EXERCISE → Reproduce the listing below without changes, except that pictures are left out.
>> BEGIN RECORDS FOR THE TASK
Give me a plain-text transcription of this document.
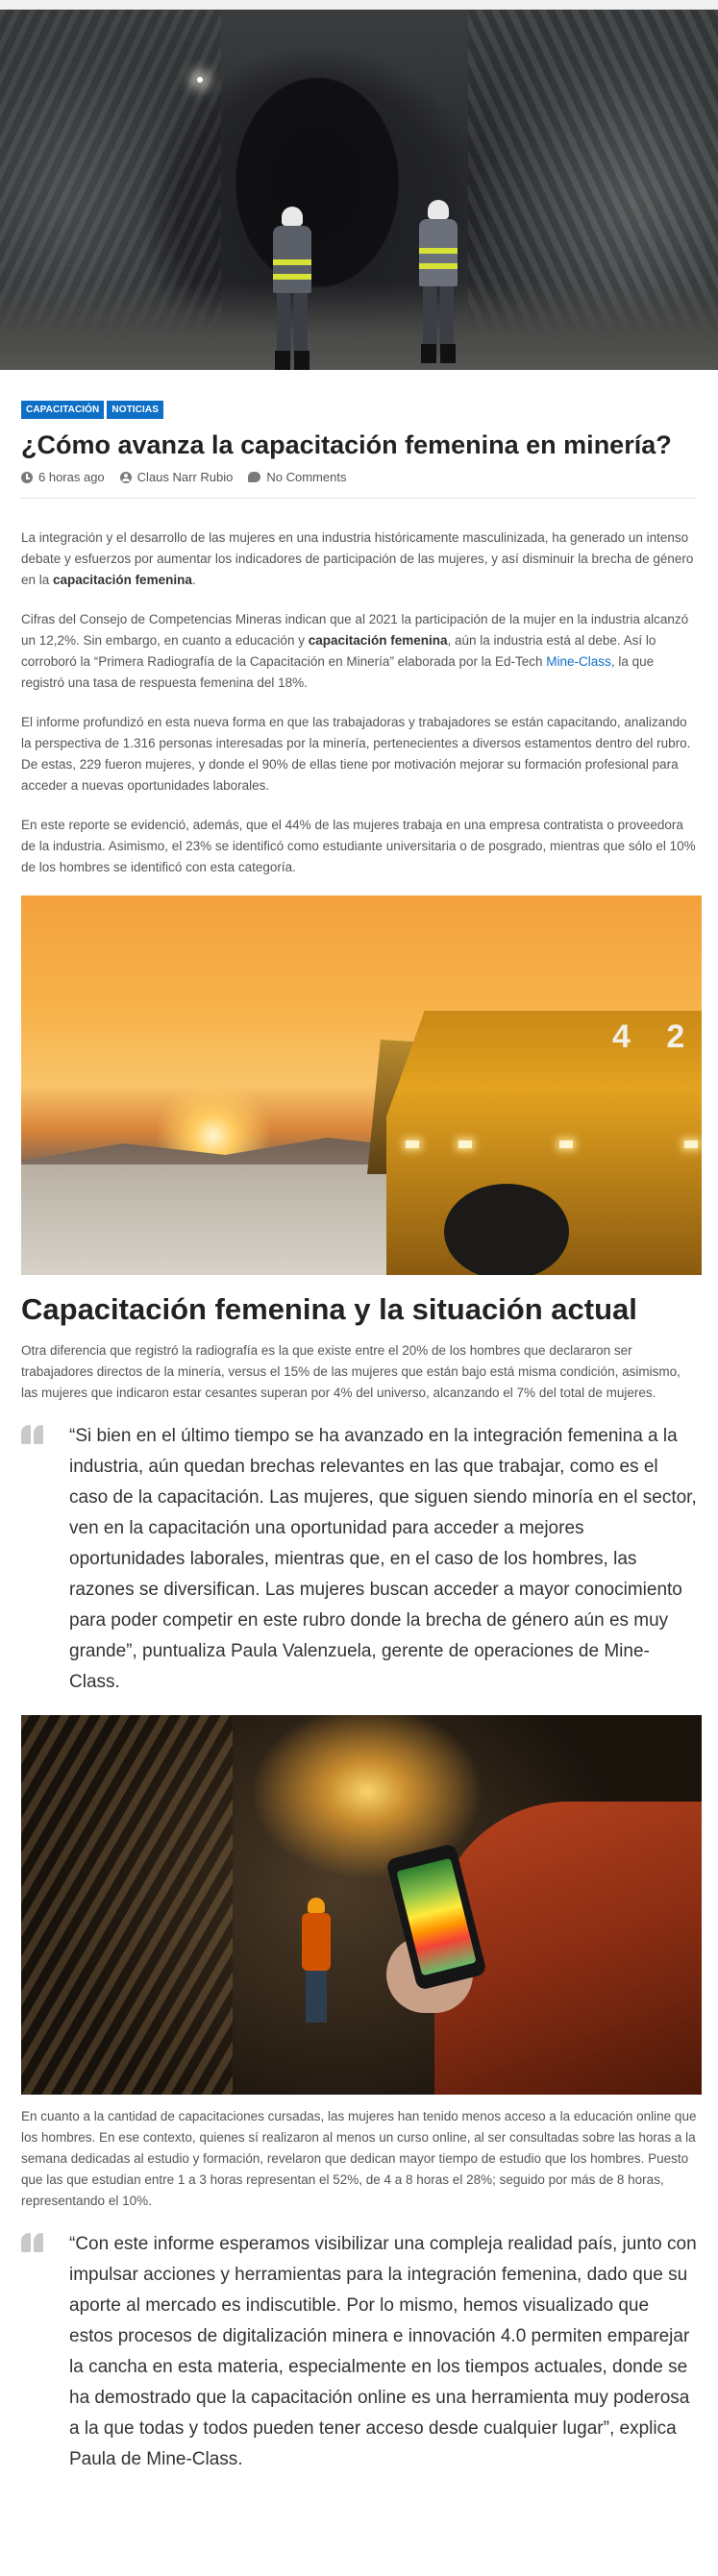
CAPACITACIÓN	NOTICIAS
¿Cómo avanza la capacitación femenina en minería?
6 horas ago	Claus Narr Rubio	No Comments

La integración y el desarrollo de las mujeres en una industria históricamente masculinizada, ha generado un intenso debate y esfuerzos por aumentar los indicadores de participación de las mujeres, y así disminuir la brecha de género en la capacitación femenina.

Cifras del Consejo de Competencias Mineras indican que al 2021 la participación de la mujer en la industria alcanzó un 12,2%. Sin embargo, en cuanto a educación y capacitación femenina, aún la industria está al debe. Así lo corroboró la “Primera Radiografía de la Capacitación en Minería” elaborada por la Ed-Tech Mine-Class, la que registró una tasa de respuesta femenina del 18%.

El informe profundizó en esta nueva forma en que las trabajadoras y trabajadores se están capacitando, analizando la perspectiva de 1.316 personas interesadas por la minería, pertenecientes a diversos estamentos dentro del rubro. De estas, 229 fueron mujeres, y donde el 90% de ellas tiene por motivación mejorar su formación profesional para acceder a nuevas oportunidades laborales.

En este reporte se evidenció, además, que el 44% de las mujeres trabaja en una empresa contratista o proveedora de la industria. Asimismo, el 23% se identificó como estudiante universitaria o de posgrado, mientras que sólo el 10% de los hombres se identificó con esta categoría.

4 2
Capacitación femenina y la situación actual

Otra diferencia que registró la radiografía es la que existe entre el 20% de los hombres que declararon ser trabajadores directos de la minería, versus el 15% de las mujeres que están bajo está misma condición, asimismo, las mujeres que indicaron estar cesantes superan por 4% del universo, alcanzando el 7% del total de mujeres.

“Si bien en el último tiempo se ha avanzado en la integración femenina a la industria, aún quedan brechas relevantes en las que trabajar, como es el caso de la capacitación. Las mujeres, que siguen siendo minoría en el sector, ven en la capacitación una oportunidad para acceder a mejores oportunidades laborales, mientras que, en el caso de los hombres, las razones se diversifican. Las mujeres buscan acceder a mayor conocimiento para poder competir en este rubro donde la brecha de género aún es muy grande”, puntualiza Paula Valenzuela, gerente de operaciones de Mine-Class.

En cuanto a la cantidad de capacitaciones cursadas, las mujeres han tenido menos acceso a la educación online que los hombres. En ese contexto, quienes sí realizaron al menos un curso online, al ser consultadas sobre las horas a la semana dedicadas al estudio y formación, revelaron que dedican mayor tiempo de estudio que los hombres. Puesto que las que estudian entre 1 a 3 horas representan el 52%, de 4 a 8 horas el 28%; seguido por más de 8 horas, representando el 10%.

“Con este informe esperamos visibilizar una compleja realidad país, junto con impulsar acciones y herramientas para la integración femenina, dado que su aporte al mercado es indiscutible. Por lo mismo, hemos visualizado que estos procesos de digitalización minera e innovación 4.0 permiten emparejar la cancha en esta materia, especialmente en los tiempos actuales, donde se ha demostrado que la capacitación online es una herramienta muy poderosa a la que todas y todos pueden tener acceso desde cualquier lugar”, explica Paula de Mine-Class.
>> END RECORDS FOR THE TASK
WORKED SOLUTION →
Give me a plain-text transcription of this document.
CAPACITACIÓN	NOTICIAS
¿Cómo avanza la capacitación femenina en minería?
6 horas ago	Claus Narr Rubio	No Comments

La integración y el desarrollo de las mujeres en una industria históricamente masculinizada, ha generado un intenso debate y esfuerzos por aumentar los indicadores de participación de las mujeres, y así disminuir la brecha de género en la capacitación femenina.

Cifras del Consejo de Competencias Mineras indican que al 2021 la participación de la mujer en la industria alcanzó un 12,2%. Sin embargo, en cuanto a educación y capacitación femenina, aún la industria está al debe. Así lo corroboró la “Primera Radiografía de la Capacitación en Minería” elaborada por la Ed-Tech Mine-Class, la que registró una tasa de respuesta femenina del 18%.

El informe profundizó en esta nueva forma en que las trabajadoras y trabajadores se están capacitando, analizando la perspectiva de 1.316 personas interesadas por la minería, pertenecientes a diversos estamentos dentro del rubro. De estas, 229 fueron mujeres, y donde el 90% de ellas tiene por motivación mejorar su formación profesional para acceder a nuevas oportunidades laborales.

En este reporte se evidenció, además, que el 44% de las mujeres trabaja en una empresa contratista o proveedora de la industria. Asimismo, el 23% se identificó como estudiante universitaria o de posgrado, mientras que sólo el 10% de los hombres se identificó con esta categoría.

4 2
Capacitación femenina y la situación actual

Otra diferencia que registró la radiografía es la que existe entre el 20% de los hombres que declararon ser trabajadores directos de la minería, versus el 15% de las mujeres que están bajo está misma condición, asimismo, las mujeres que indicaron estar cesantes superan por 4% del universo, alcanzando el 7% del total de mujeres.

“Si bien en el último tiempo se ha avanzado en la integración femenina a la industria, aún quedan brechas relevantes en las que trabajar, como es el caso de la capacitación. Las mujeres, que siguen siendo minoría en el sector, ven en la capacitación una oportunidad para acceder a mejores oportunidades laborales, mientras que, en el caso de los hombres, las razones se diversifican. Las mujeres buscan acceder a mayor conocimiento para poder competir en este rubro donde la brecha de género aún es muy grande”, puntualiza Paula Valenzuela, gerente de operaciones de Mine-Class.

En cuanto a la cantidad de capacitaciones cursadas, las mujeres han tenido menos acceso a la educación online que los hombres. En ese contexto, quienes sí realizaron al menos un curso online, al ser consultadas sobre las horas a la semana dedicadas al estudio y formación, revelaron que dedican mayor tiempo de estudio que los hombres. Puesto que las que estudian entre 1 a 3 horas representan el 52%, de 4 a 8 horas el 28%; seguido por más de 8 horas, representando el 10%.

“Con este informe esperamos visibilizar una compleja realidad país, junto con impulsar acciones y herramientas para la integración femenina, dado que su aporte al mercado es indiscutible. Por lo mismo, hemos visualizado que estos procesos de digitalización minera e innovación 4.0 permiten emparejar la cancha en esta materia, especialmente en los tiempos actuales, donde se ha demostrado que la capacitación online es una herramienta muy poderosa a la que todas y todos pueden tener acceso desde cualquier lugar”, explica Paula de Mine-Class.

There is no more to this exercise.